PROBLEM REQUIREMENTS:
Copy every entry precisely.

EXTRACTED RECORDS:
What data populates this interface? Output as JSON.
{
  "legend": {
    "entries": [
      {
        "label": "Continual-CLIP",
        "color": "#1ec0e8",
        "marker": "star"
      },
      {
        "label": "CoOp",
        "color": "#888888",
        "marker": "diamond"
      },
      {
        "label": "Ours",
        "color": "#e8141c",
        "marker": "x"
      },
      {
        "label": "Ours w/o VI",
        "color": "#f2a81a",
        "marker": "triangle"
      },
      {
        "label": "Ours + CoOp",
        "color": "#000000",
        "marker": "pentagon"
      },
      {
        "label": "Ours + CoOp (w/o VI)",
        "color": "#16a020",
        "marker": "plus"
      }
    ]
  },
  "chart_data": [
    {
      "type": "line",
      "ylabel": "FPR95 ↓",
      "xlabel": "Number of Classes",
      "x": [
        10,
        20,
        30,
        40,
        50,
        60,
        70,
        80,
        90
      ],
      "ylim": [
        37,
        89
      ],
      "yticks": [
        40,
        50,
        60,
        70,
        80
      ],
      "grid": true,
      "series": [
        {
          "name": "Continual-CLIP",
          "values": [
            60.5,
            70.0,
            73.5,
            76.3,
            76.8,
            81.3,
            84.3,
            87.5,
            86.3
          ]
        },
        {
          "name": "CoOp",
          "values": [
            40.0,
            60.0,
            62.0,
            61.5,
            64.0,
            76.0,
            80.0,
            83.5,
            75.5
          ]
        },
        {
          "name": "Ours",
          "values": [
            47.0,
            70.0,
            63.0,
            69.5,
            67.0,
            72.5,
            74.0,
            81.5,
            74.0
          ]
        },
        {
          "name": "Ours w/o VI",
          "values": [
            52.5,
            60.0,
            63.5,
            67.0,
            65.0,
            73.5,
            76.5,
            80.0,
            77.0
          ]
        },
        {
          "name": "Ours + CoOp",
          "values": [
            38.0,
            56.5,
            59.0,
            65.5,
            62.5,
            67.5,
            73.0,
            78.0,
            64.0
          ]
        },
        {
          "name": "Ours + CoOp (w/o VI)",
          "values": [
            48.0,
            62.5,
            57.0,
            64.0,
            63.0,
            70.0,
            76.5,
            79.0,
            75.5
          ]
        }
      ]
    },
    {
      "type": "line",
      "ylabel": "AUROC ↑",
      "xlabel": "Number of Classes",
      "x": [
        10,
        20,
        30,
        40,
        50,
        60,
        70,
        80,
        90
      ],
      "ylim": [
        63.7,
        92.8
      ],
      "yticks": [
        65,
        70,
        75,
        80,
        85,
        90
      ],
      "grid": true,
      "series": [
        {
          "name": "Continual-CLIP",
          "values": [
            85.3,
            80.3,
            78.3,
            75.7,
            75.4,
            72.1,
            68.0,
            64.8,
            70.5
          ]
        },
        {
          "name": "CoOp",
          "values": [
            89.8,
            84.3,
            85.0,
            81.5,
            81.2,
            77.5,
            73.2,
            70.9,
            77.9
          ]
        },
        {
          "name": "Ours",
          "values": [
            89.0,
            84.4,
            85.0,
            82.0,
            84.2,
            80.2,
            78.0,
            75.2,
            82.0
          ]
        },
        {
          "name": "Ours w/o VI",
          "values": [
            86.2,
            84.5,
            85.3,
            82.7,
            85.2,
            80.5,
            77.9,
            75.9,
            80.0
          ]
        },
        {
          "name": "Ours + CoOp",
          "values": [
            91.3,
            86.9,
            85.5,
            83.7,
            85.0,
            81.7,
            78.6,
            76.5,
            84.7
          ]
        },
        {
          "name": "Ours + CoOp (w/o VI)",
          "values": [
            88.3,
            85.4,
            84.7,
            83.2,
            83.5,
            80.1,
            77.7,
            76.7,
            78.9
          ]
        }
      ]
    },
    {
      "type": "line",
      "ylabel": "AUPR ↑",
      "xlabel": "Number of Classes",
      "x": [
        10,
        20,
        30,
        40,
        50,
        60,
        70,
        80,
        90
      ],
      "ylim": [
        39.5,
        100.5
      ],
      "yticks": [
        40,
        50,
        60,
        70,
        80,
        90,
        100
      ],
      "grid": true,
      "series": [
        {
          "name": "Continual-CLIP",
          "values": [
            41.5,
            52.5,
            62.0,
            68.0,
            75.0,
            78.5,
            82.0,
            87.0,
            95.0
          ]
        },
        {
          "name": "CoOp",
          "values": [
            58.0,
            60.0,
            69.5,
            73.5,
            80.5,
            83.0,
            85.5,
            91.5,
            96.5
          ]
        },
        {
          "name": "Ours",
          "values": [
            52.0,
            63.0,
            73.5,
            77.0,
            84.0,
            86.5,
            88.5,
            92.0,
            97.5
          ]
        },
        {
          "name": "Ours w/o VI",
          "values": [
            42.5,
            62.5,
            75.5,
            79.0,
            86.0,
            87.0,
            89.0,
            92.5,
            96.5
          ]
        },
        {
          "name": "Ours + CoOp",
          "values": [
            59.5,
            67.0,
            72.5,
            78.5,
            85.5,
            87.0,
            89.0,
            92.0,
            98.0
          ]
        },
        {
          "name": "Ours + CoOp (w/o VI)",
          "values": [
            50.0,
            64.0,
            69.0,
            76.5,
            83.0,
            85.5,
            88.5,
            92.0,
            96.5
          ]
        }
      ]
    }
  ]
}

FINISHED TASK:
What data populates this interface? Output as JSON.
{
  "legend": {
    "entries": [
      {
        "label": "Continual-CLIP",
        "color": "#1ec0e8",
        "marker": "star"
      },
      {
        "label": "CoOp",
        "color": "#888888",
        "marker": "diamond"
      },
      {
        "label": "Ours",
        "color": "#e8141c",
        "marker": "x"
      },
      {
        "label": "Ours w/o VI",
        "color": "#f2a81a",
        "marker": "triangle"
      },
      {
        "label": "Ours + CoOp",
        "color": "#000000",
        "marker": "pentagon"
      },
      {
        "label": "Ours + CoOp (w/o VI)",
        "color": "#16a020",
        "marker": "plus"
      }
    ]
  },
  "chart_data": [
    {
      "type": "line",
      "ylabel": "FPR95 ↓",
      "xlabel": "Number of Classes",
      "x": [
        10,
        20,
        30,
        40,
        50,
        60,
        70,
        80,
        90
      ],
      "ylim": [
        37,
        89
      ],
      "yticks": [
        40,
        50,
        60,
        70,
        80
      ],
      "grid": true,
      "series": [
        {
          "name": "Continual-CLIP",
          "values": [
            60.5,
            70.0,
            73.5,
            76.3,
            76.8,
            81.3,
            84.3,
            87.5,
            86.3
          ]
        },
        {
          "name": "CoOp",
          "values": [
            40.0,
            60.0,
            62.0,
            61.5,
            64.0,
            76.0,
            80.0,
            83.5,
            75.5
          ]
        },
        {
          "name": "Ours",
          "values": [
            47.0,
            70.0,
            63.0,
            69.5,
            67.0,
            72.5,
            74.0,
            81.5,
            74.0
          ]
        },
        {
          "name": "Ours w/o VI",
          "values": [
            52.5,
            60.0,
            63.5,
            67.0,
            65.0,
            73.5,
            76.5,
            80.0,
            77.0
          ]
        },
        {
          "name": "Ours + CoOp",
          "values": [
            38.0,
            56.5,
            59.0,
            65.5,
            62.5,
            67.5,
            73.0,
            78.0,
            64.0
          ]
        },
        {
          "name": "Ours + CoOp (w/o VI)",
          "values": [
            48.0,
            62.5,
            57.0,
            64.0,
            63.0,
            70.0,
            76.5,
            79.0,
            75.5
          ]
        }
      ]
    },
    {
      "type": "line",
      "ylabel": "AUROC ↑",
      "xlabel": "Number of Classes",
      "x": [
        10,
        20,
        30,
        40,
        50,
        60,
        70,
        80,
        90
      ],
      "ylim": [
        63.7,
        92.8
      ],
      "yticks": [
        65,
        70,
        75,
        80,
        85,
        90
      ],
      "grid": true,
      "series": [
        {
          "name": "Continual-CLIP",
          "values": [
            85.3,
            80.3,
            78.3,
            75.7,
            75.4,
            72.1,
            68.0,
            64.8,
            70.5
          ]
        },
        {
          "name": "CoOp",
          "values": [
            89.8,
            84.3,
            85.0,
            81.5,
            81.2,
            77.5,
            73.2,
            70.9,
            77.9
          ]
        },
        {
          "name": "Ours",
          "values": [
            89.0,
            84.4,
            85.0,
            82.0,
            84.2,
            80.2,
            78.0,
            75.2,
            82.0
          ]
        },
        {
          "name": "Ours w/o VI",
          "values": [
            86.2,
            84.5,
            85.3,
            82.7,
            85.2,
            80.5,
            77.9,
            75.9,
            80.0
          ]
        },
        {
          "name": "Ours + CoOp",
          "values": [
            91.3,
            86.9,
            85.5,
            83.7,
            85.0,
            81.7,
            78.6,
            76.5,
            84.7
          ]
        },
        {
          "name": "Ours + CoOp (w/o VI)",
          "values": [
            88.3,
            85.4,
            84.7,
            83.2,
            83.5,
            80.1,
            77.7,
            76.7,
            78.9
          ]
        }
      ]
    },
    {
      "type": "line",
      "ylabel": "AUPR ↑",
      "xlabel": "Number of Classes",
      "x": [
        10,
        20,
        30,
        40,
        50,
        60,
        70,
        80,
        90
      ],
      "ylim": [
        39.5,
        100.5
      ],
      "yticks": [
        40,
        50,
        60,
        70,
        80,
        90,
        100
      ],
      "grid": true,
      "series": [
        {
          "name": "Continual-CLIP",
          "values": [
            41.5,
            52.5,
            62.0,
            68.0,
            75.0,
            78.5,
            82.0,
            87.0,
            95.0
          ]
        },
        {
          "name": "CoOp",
          "values": [
            58.0,
            60.0,
            69.5,
            73.5,
            80.5,
            83.0,
            85.5,
            91.5,
            96.5
          ]
        },
        {
          "name": "Ours",
          "values": [
            52.0,
            63.0,
            73.5,
            77.0,
            84.0,
            86.5,
            88.5,
            92.0,
            97.5
          ]
        },
        {
          "name": "Ours w/o VI",
          "values": [
            42.5,
            62.5,
            75.5,
            79.0,
            86.0,
            87.0,
            89.0,
            92.5,
            96.5
          ]
        },
        {
          "name": "Ours + CoOp",
          "values": [
            59.5,
            67.0,
            72.5,
            78.5,
            85.5,
            87.0,
            89.0,
            92.0,
            98.0
          ]
        },
        {
          "name": "Ours + CoOp (w/o VI)",
          "values": [
            50.0,
            64.0,
            69.0,
            76.5,
            83.0,
            85.5,
            88.5,
            92.0,
            96.5
          ]
        }
      ]
    }
  ]
}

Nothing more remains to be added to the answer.